Reproduce each line from the records that holds "policies".

== Supplied records ==

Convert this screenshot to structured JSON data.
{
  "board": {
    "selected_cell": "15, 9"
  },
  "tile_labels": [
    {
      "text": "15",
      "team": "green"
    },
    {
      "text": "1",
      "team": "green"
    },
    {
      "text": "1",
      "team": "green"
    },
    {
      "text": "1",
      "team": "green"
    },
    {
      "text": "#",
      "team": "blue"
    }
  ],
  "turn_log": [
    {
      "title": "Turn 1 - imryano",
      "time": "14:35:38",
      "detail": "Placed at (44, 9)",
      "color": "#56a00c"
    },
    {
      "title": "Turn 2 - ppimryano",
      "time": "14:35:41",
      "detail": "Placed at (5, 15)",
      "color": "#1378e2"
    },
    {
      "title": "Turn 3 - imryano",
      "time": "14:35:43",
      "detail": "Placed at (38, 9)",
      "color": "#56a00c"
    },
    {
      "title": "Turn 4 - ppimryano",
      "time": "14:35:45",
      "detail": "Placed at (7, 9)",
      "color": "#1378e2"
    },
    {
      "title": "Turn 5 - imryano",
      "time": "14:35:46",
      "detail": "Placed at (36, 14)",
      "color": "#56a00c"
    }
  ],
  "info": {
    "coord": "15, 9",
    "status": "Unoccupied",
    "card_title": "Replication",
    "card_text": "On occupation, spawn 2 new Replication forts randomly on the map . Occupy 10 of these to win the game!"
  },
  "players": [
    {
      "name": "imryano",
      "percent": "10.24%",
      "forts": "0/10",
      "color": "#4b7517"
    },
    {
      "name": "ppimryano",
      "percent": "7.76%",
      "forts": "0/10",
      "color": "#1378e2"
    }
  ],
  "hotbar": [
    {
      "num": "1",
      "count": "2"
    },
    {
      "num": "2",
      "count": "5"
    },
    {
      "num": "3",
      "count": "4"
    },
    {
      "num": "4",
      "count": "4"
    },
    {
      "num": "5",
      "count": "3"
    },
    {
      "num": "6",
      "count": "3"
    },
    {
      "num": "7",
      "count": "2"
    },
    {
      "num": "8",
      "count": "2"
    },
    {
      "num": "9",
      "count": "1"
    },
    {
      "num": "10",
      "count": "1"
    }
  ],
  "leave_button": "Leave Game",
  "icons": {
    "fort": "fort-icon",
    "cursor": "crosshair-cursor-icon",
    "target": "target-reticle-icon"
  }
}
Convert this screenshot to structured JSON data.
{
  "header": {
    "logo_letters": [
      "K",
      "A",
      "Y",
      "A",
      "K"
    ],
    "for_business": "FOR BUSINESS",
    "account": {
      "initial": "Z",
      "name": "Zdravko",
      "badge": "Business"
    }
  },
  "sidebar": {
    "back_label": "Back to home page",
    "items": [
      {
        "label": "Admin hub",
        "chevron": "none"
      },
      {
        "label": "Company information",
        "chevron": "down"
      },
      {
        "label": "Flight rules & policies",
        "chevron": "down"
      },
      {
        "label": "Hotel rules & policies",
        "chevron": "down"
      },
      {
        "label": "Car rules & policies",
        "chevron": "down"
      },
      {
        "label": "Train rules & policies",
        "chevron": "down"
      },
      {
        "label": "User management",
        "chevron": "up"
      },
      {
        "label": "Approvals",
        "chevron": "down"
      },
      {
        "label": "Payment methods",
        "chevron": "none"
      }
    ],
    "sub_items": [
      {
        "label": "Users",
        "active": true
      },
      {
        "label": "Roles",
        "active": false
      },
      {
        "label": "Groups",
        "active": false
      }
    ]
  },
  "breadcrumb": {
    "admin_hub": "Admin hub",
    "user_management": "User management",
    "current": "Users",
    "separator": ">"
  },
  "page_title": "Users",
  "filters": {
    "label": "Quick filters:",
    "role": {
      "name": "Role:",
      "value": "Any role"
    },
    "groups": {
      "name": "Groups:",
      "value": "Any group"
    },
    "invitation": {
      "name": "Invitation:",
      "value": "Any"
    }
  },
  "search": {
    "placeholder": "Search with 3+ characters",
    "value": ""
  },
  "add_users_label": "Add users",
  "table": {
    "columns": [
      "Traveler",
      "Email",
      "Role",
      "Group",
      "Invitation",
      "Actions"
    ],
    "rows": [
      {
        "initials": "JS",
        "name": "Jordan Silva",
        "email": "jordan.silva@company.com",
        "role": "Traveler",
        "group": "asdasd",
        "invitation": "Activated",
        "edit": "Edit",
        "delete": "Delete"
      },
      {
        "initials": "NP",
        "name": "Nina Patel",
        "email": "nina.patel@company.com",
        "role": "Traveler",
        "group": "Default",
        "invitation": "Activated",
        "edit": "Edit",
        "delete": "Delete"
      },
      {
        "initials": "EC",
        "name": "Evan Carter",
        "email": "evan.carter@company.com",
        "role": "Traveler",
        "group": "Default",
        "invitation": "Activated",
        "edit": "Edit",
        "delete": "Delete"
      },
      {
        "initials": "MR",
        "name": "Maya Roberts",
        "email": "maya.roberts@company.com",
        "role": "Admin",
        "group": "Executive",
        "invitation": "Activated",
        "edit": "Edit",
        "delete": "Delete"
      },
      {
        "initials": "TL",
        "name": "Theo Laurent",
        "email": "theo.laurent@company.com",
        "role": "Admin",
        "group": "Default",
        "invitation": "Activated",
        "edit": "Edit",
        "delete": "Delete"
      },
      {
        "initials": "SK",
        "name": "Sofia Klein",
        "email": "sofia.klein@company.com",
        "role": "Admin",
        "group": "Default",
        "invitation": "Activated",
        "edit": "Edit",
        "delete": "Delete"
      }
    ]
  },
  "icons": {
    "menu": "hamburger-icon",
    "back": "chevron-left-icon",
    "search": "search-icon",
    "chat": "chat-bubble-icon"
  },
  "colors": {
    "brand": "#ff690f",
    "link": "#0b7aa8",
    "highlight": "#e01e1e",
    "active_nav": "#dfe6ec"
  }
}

===

**Result of this exercise**
        "label": "Flight rules & policies",
        "label": "Hotel rules & policies",
        "label": "Car rules & policies",
        "label": "Train rules & policies",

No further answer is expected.